AIM ▸
Without skipping anything, write out each record below exactly.

---

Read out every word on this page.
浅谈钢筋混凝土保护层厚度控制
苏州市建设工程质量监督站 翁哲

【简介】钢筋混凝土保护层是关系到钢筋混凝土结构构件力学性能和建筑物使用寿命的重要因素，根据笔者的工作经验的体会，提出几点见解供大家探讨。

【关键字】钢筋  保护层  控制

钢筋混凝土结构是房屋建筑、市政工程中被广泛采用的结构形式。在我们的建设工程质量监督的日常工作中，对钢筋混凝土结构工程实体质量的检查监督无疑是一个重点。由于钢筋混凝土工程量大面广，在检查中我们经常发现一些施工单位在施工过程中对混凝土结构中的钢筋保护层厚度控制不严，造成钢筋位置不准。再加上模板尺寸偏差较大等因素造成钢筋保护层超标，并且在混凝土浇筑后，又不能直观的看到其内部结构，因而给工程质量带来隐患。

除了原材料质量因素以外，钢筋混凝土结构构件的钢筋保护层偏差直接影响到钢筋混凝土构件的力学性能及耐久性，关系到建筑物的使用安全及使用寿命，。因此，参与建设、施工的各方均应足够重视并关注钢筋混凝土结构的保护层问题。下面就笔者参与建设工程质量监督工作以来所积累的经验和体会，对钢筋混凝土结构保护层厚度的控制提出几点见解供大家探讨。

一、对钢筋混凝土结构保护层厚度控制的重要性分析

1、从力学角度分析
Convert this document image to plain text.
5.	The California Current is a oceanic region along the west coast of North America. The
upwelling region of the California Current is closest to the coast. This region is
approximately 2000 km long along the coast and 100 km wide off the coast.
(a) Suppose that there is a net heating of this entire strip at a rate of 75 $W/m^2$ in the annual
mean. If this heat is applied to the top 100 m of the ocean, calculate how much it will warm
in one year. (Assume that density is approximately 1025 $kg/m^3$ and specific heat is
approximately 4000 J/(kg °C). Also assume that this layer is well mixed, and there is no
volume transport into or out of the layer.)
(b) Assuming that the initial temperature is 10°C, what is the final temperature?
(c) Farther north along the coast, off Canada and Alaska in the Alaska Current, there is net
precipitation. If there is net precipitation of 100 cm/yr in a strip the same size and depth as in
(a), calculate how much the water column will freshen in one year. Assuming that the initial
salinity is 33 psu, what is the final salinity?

---

SOLVED PROBLEM ▸
Read out every word on this page.
浅谈钢筋混凝土保护层厚度控制
苏州市建设工程质量监督站 翁哲

【简介】钢筋混凝土保护层是关系到钢筋混凝土结构构件力学性能和建筑物使用寿命的重要因素，根据笔者的工作经验的体会，提出几点见解供大家探讨。

【关键字】钢筋  保护层  控制

钢筋混凝土结构是房屋建筑、市政工程中被广泛采用的结构形式。在我们的建设工程质量监督的日常工作中，对钢筋混凝土结构工程实体质量的检查监督无疑是一个重点。由于钢筋混凝土工程量大面广，在检查中我们经常发现一些施工单位在施工过程中对混凝土结构中的钢筋保护层厚度控制不严，造成钢筋位置不准。再加上模板尺寸偏差较大等因素造成钢筋保护层超标，并且在混凝土浇筑后，又不能直观的看到其内部结构，因而给工程质量带来隐患。

除了原材料质量因素以外，钢筋混凝土结构构件的钢筋保护层偏差直接影响到钢筋混凝土构件的力学性能及耐久性，关系到建筑物的使用安全及使用寿命，。因此，参与建设、施工的各方均应足够重视并关注钢筋混凝土结构的保护层问题。下面就笔者参与建设工程质量监督工作以来所积累的经验和体会，对钢筋混凝土结构保护层厚度的控制提出几点见解供大家探讨。

一、对钢筋混凝土结构保护层厚度控制的重要性分析

1、从力学角度分析
Convert this document image to plain text.
5.	The California Current is a oceanic region along the west coast of North America. The
upwelling region of the California Current is closest to the coast. This region is
approximately 2000 km long along the coast and 100 km wide off the coast.
(a) Suppose that there is a net heating of this entire strip at a rate of 75 $W/m^2$ in the annual
mean. If this heat is applied to the top 100 m of the ocean, calculate how much it will warm
in one year. (Assume that density is approximately 1025 $kg/m^3$ and specific heat is
approximately 4000 J/(kg °C). Also assume that this layer is well mixed, and there is no
volume transport into or out of the layer.)
(b) Assuming that the initial temperature is 10°C, what is the final temperature?
(c) Farther north along the coast, off Canada and Alaska in the Alaska Current, there is net
precipitation. If there is net precipitation of 100 cm/yr in a strip the same size and depth as in
(a), calculate how much the water column will freshen in one year. Assuming that the initial
salinity is 33 psu, what is the final salinity?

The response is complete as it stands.